%%
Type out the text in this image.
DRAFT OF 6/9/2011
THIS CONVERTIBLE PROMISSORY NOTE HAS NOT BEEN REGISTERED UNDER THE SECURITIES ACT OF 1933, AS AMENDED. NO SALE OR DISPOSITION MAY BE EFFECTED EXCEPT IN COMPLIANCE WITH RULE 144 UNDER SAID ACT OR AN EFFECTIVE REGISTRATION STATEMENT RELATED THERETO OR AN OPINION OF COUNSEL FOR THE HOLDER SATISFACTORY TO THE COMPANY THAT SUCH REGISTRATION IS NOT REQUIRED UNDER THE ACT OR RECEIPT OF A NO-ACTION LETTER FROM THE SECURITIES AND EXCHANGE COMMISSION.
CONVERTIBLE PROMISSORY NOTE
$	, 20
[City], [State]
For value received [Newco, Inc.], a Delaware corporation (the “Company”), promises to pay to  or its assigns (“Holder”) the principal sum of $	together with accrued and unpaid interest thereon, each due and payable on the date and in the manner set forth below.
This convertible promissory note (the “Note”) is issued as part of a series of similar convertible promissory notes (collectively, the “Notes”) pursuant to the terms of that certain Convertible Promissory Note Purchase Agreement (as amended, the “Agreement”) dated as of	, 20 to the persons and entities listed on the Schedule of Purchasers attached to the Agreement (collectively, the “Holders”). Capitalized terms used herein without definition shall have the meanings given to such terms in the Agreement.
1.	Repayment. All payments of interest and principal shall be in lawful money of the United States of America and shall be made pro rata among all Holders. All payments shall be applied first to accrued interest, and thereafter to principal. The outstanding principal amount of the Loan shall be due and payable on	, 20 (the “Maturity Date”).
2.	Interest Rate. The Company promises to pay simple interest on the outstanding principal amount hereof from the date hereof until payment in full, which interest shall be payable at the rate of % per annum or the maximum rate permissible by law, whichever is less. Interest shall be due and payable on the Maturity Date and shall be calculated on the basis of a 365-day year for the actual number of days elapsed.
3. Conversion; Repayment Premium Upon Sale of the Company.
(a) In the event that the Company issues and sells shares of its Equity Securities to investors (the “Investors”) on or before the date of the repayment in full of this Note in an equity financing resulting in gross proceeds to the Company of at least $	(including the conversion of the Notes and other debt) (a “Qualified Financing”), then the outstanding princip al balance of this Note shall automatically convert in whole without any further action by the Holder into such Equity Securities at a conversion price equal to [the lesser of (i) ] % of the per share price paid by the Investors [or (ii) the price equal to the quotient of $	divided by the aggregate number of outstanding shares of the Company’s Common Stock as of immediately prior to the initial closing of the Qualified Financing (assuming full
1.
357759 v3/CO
%%
(Given instruction)
Each line of the material should be duplicated exactly, please.

(Correct output)
Type out the text in this image.
DRAFT OF 6/9/2011
THIS CONVERTIBLE PROMISSORY NOTE HAS NOT BEEN REGISTERED UNDER THE SECURITIES ACT OF 1933, AS AMENDED. NO SALE OR DISPOSITION MAY BE EFFECTED EXCEPT IN COMPLIANCE WITH RULE 144 UNDER SAID ACT OR AN EFFECTIVE REGISTRATION STATEMENT RELATED THERETO OR AN OPINION OF COUNSEL FOR THE HOLDER SATISFACTORY TO THE COMPANY THAT SUCH REGISTRATION IS NOT REQUIRED UNDER THE ACT OR RECEIPT OF A NO-ACTION LETTER FROM THE SECURITIES AND EXCHANGE COMMISSION.
CONVERTIBLE PROMISSORY NOTE
$	, 20
[City], [State]
For value received [Newco, Inc.], a Delaware corporation (the “Company”), promises to pay to  or its assigns (“Holder”) the principal sum of $	together with accrued and unpaid interest thereon, each due and payable on the date and in the manner set forth below.
This convertible promissory note (the “Note”) is issued as part of a series of similar convertible promissory notes (collectively, the “Notes”) pursuant to the terms of that certain Convertible Promissory Note Purchase Agreement (as amended, the “Agreement”) dated as of	, 20 to the persons and entities listed on the Schedule of Purchasers attached to the Agreement (collectively, the “Holders”). Capitalized terms used herein without definition shall have the meanings given to such terms in the Agreement.
1.	Repayment. All payments of interest and principal shall be in lawful money of the United States of America and shall be made pro rata among all Holders. All payments shall be applied first to accrued interest, and thereafter to principal. The outstanding principal amount of the Loan shall be due and payable on	, 20 (the “Maturity Date”).
2.	Interest Rate. The Company promises to pay simple interest on the outstanding principal amount hereof from the date hereof until payment in full, which interest shall be payable at the rate of % per annum or the maximum rate permissible by law, whichever is less. Interest shall be due and payable on the Maturity Date and shall be calculated on the basis of a 365-day year for the actual number of days elapsed.
3. Conversion; Repayment Premium Upon Sale of the Company.
(a) In the event that the Company issues and sells shares of its Equity Securities to investors (the “Investors”) on or before the date of the repayment in full of this Note in an equity financing resulting in gross proceeds to the Company of at least $	(including the conversion of the Notes and other debt) (a “Qualified Financing”), then the outstanding princip al balance of this Note shall automatically convert in whole without any further action by the Holder into such Equity Securities at a conversion price equal to [the lesser of (i) ] % of the per share price paid by the Investors [or (ii) the price equal to the quotient of $	divided by the aggregate number of outstanding shares of the Company’s Common Stock as of immediately prior to the initial closing of the Qualified Financing (assuming full
1.
357759 v3/CO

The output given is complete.